-- START OF Given records --

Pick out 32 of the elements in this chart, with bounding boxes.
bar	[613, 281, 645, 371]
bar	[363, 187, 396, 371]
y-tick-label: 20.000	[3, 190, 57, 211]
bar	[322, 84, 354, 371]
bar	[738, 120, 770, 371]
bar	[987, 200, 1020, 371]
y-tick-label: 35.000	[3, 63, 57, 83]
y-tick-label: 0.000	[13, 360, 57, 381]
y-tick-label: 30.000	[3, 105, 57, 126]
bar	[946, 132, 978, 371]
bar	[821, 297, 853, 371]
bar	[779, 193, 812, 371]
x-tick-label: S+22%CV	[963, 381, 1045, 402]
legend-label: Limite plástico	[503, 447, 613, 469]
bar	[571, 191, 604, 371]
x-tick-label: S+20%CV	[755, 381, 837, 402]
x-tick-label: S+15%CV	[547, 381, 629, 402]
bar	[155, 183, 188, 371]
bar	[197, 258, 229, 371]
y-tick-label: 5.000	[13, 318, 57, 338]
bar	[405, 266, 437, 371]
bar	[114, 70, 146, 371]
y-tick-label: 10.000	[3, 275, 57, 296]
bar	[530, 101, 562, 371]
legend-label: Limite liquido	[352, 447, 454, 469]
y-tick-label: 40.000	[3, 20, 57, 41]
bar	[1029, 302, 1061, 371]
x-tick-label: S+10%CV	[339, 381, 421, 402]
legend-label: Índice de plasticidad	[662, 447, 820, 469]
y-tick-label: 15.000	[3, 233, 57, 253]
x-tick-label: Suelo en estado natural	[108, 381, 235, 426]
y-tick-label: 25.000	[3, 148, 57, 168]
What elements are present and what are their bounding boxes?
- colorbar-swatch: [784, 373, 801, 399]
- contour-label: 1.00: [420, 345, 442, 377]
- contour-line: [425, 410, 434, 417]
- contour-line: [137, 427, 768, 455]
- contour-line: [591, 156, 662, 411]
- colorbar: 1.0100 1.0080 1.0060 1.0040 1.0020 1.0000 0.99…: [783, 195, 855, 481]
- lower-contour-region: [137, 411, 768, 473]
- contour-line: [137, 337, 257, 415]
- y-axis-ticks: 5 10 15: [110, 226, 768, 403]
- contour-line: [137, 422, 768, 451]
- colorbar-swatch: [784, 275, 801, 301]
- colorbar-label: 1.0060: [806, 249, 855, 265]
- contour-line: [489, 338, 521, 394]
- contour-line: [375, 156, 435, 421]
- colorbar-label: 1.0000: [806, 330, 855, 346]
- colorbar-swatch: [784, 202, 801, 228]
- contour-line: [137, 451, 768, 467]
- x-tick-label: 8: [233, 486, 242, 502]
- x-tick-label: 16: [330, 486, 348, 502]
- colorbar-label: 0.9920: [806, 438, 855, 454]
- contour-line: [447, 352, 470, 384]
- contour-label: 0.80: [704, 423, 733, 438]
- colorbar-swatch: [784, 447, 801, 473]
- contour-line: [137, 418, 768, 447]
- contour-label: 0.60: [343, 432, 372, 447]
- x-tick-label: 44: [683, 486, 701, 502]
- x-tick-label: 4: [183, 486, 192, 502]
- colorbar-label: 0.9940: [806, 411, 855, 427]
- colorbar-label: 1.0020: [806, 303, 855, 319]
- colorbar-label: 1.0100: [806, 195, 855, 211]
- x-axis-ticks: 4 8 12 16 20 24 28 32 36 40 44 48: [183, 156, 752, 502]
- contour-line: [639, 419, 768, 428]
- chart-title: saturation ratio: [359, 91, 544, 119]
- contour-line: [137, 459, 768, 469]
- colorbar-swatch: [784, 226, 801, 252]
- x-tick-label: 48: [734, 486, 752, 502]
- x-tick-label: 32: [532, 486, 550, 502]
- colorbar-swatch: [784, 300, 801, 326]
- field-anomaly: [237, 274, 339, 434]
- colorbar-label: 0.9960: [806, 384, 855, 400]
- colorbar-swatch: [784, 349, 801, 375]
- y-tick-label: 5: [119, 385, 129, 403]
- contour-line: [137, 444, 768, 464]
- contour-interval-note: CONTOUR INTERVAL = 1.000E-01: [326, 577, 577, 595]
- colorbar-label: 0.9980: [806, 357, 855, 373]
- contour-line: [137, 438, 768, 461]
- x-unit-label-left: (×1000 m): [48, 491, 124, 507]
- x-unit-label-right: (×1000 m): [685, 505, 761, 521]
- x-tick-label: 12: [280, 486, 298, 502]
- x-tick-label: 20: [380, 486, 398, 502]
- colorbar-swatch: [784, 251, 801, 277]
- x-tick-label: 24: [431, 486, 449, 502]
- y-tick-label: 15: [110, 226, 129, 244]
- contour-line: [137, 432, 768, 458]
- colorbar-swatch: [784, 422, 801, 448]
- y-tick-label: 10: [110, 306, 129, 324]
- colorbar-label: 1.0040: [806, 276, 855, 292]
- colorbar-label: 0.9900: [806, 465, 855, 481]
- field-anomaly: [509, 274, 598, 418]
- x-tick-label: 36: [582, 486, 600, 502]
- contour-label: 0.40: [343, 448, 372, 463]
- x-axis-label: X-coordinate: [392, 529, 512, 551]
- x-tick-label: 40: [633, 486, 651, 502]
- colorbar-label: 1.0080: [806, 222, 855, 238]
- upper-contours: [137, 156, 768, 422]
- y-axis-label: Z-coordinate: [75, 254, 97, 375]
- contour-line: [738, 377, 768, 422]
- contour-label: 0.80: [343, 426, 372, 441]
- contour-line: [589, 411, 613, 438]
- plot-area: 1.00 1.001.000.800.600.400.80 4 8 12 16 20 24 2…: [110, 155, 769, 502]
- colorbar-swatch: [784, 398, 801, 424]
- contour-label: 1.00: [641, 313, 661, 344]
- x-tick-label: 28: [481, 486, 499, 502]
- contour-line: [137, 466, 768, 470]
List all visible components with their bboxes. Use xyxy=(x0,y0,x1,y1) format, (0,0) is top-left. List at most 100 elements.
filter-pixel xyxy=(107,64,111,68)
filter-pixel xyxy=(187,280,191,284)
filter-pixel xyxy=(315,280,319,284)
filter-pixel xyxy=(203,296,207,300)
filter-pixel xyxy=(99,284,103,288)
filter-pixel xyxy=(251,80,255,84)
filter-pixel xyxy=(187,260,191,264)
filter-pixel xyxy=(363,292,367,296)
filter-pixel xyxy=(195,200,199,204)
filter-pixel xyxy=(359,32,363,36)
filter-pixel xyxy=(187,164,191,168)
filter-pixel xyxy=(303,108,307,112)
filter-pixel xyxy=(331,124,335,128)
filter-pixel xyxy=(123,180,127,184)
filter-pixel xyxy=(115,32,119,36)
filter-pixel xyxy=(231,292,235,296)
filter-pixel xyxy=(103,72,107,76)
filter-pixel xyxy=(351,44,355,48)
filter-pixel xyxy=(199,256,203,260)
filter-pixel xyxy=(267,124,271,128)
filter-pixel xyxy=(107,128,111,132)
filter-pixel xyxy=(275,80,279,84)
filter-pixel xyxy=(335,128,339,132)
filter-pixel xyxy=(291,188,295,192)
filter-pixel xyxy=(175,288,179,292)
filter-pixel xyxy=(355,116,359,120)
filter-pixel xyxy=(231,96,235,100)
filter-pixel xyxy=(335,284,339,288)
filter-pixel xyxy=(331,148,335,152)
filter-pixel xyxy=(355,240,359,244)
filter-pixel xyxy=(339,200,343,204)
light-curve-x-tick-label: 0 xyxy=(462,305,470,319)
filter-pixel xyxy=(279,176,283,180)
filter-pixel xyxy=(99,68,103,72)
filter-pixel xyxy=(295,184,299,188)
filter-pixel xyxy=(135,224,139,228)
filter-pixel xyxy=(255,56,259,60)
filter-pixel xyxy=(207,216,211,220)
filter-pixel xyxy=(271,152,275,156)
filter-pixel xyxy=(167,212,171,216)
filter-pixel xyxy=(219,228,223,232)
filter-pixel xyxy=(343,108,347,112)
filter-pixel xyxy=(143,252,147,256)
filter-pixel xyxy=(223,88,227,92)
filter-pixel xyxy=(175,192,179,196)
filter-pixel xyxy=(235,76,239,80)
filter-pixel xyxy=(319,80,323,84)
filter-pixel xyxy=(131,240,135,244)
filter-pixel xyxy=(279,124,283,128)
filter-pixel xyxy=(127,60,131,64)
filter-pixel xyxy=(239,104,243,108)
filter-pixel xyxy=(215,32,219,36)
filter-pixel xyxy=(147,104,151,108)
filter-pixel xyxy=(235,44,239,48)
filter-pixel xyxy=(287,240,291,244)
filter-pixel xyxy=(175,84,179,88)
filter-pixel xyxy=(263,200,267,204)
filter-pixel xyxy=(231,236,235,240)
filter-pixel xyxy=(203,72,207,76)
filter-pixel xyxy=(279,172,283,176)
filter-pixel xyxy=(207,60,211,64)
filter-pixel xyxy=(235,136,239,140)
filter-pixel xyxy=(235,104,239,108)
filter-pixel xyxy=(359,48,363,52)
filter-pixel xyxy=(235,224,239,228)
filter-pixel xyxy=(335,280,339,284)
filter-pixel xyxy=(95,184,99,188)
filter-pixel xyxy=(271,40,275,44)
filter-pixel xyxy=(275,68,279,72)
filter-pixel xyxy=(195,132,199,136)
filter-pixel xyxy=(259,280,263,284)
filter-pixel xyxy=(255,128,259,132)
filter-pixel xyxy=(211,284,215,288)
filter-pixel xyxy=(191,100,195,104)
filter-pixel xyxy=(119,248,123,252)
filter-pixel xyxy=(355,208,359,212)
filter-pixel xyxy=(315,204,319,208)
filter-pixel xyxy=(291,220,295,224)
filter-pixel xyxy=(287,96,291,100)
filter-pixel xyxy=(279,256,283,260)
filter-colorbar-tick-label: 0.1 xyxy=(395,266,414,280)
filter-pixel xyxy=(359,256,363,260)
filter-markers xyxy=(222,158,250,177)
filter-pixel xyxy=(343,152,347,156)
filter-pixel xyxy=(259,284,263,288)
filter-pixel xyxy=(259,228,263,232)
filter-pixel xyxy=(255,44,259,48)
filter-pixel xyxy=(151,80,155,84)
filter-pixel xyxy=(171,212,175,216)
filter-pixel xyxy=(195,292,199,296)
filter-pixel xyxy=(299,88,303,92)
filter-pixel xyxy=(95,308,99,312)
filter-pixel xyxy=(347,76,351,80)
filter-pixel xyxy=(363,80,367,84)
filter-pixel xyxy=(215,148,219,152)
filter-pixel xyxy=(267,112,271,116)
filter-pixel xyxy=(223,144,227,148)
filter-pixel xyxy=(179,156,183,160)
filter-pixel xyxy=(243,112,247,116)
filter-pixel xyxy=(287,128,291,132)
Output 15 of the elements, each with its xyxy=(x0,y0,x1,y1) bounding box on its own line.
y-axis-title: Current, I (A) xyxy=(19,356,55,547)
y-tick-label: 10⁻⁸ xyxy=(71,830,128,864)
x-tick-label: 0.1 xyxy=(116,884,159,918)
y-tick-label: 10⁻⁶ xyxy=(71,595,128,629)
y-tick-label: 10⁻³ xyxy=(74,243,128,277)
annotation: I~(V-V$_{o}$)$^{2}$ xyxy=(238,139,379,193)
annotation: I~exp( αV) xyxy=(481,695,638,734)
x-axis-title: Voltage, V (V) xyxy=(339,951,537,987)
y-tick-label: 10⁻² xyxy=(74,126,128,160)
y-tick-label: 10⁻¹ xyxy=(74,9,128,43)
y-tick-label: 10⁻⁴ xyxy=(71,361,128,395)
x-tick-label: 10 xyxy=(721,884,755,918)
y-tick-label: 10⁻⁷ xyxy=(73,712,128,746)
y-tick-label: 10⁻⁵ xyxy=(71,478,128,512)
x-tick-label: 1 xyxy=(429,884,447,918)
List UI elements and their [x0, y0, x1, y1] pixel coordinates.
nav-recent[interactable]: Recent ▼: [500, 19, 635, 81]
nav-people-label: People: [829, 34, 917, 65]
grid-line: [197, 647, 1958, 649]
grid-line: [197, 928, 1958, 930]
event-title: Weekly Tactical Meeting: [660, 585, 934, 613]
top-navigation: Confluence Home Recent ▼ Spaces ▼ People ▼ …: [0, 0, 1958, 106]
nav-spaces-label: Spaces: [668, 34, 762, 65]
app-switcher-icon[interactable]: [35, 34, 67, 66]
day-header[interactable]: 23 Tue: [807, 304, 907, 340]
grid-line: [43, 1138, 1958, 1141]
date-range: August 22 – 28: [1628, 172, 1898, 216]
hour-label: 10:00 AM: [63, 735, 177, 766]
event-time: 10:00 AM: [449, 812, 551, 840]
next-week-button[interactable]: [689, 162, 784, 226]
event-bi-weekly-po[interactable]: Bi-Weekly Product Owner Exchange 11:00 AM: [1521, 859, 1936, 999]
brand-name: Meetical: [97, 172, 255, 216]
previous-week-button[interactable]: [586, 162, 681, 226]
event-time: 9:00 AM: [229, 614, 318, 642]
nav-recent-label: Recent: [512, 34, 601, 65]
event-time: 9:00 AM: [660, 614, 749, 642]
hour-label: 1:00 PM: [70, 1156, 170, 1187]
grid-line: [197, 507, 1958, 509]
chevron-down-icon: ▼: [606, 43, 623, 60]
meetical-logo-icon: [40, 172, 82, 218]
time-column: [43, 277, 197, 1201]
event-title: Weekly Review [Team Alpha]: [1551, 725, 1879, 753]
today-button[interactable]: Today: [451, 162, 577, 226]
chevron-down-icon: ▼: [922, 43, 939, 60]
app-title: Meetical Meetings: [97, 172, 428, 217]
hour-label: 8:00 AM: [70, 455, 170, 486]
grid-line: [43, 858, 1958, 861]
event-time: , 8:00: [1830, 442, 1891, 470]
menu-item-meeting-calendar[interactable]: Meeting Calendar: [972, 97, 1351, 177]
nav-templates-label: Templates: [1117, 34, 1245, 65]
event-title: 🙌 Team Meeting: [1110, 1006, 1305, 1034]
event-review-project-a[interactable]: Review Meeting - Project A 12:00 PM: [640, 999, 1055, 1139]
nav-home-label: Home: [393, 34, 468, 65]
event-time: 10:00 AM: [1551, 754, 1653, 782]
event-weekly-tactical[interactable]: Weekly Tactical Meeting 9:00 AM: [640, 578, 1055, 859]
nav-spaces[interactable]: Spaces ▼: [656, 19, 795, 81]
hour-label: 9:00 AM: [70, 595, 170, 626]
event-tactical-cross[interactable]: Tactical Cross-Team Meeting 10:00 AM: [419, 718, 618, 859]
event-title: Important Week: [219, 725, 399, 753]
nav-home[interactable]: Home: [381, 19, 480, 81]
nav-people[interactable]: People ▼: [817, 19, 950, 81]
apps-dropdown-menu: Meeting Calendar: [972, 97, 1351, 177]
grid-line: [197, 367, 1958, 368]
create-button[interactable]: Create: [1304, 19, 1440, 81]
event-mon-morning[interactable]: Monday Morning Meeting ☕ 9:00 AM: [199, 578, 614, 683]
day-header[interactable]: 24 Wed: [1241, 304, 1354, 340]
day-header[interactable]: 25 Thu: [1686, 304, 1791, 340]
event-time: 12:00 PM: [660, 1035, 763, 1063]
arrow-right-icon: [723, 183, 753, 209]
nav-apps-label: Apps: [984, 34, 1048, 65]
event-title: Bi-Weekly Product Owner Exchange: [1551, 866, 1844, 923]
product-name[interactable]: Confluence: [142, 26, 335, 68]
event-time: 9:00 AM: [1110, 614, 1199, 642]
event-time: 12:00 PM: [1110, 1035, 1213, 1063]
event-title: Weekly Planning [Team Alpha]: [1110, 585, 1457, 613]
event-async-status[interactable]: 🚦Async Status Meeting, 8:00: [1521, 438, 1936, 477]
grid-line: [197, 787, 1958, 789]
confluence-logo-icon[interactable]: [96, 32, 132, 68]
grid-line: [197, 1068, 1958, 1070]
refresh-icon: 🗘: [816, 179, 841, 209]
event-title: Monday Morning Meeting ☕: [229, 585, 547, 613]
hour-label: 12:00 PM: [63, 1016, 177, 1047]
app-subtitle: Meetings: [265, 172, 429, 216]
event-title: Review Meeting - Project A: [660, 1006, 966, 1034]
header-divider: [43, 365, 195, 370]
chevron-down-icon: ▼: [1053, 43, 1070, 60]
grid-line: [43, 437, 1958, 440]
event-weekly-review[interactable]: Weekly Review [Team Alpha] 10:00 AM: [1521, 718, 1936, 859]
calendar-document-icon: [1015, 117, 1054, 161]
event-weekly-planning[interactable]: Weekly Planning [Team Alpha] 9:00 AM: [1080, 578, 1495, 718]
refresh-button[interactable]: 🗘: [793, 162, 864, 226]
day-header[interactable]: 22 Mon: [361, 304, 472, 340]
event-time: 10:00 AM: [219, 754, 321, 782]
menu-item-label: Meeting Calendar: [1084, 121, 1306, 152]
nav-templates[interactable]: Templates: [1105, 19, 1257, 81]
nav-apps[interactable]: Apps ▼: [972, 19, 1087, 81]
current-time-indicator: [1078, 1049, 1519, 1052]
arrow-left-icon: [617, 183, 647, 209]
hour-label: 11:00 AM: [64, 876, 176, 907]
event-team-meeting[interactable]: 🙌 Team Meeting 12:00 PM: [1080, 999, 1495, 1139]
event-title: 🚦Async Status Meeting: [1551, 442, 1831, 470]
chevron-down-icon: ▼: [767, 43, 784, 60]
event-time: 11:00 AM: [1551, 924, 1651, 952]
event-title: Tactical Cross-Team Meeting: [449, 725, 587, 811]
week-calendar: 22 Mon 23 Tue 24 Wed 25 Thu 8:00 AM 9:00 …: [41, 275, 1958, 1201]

-- END OF Given records --

Copy the records again, from the first line down to and including the line with "- contour-line: [591, 156, 662, 411]". Keep every character unchanged.

_Expected answer_.
Pick out 32 of the elements in this chart, with bounding boxes.
bar	[613, 281, 645, 371]
bar	[363, 187, 396, 371]
y-tick-label: 20.000	[3, 190, 57, 211]
bar	[322, 84, 354, 371]
bar	[738, 120, 770, 371]
bar	[987, 200, 1020, 371]
y-tick-label: 35.000	[3, 63, 57, 83]
y-tick-label: 0.000	[13, 360, 57, 381]
y-tick-label: 30.000	[3, 105, 57, 126]
bar	[946, 132, 978, 371]
bar	[821, 297, 853, 371]
bar	[779, 193, 812, 371]
x-tick-label: S+22%CV	[963, 381, 1045, 402]
legend-label: Limite plástico	[503, 447, 613, 469]
bar	[571, 191, 604, 371]
x-tick-label: S+20%CV	[755, 381, 837, 402]
x-tick-label: S+15%CV	[547, 381, 629, 402]
bar	[155, 183, 188, 371]
bar	[197, 258, 229, 371]
y-tick-label: 5.000	[13, 318, 57, 338]
bar	[405, 266, 437, 371]
bar	[114, 70, 146, 371]
y-tick-label: 10.000	[3, 275, 57, 296]
bar	[530, 101, 562, 371]
legend-label: Limite liquido	[352, 447, 454, 469]
y-tick-label: 40.000	[3, 20, 57, 41]
bar	[1029, 302, 1061, 371]
x-tick-label: S+10%CV	[339, 381, 421, 402]
legend-label: Índice de plasticidad	[662, 447, 820, 469]
y-tick-label: 15.000	[3, 233, 57, 253]
x-tick-label: Suelo en estado natural	[108, 381, 235, 426]
y-tick-label: 25.000	[3, 148, 57, 168]
What elements are present and what are their bounding boxes?
- colorbar-swatch: [784, 373, 801, 399]
- contour-label: 1.00: [420, 345, 442, 377]
- contour-line: [425, 410, 434, 417]
- contour-line: [137, 427, 768, 455]
- contour-line: [591, 156, 662, 411]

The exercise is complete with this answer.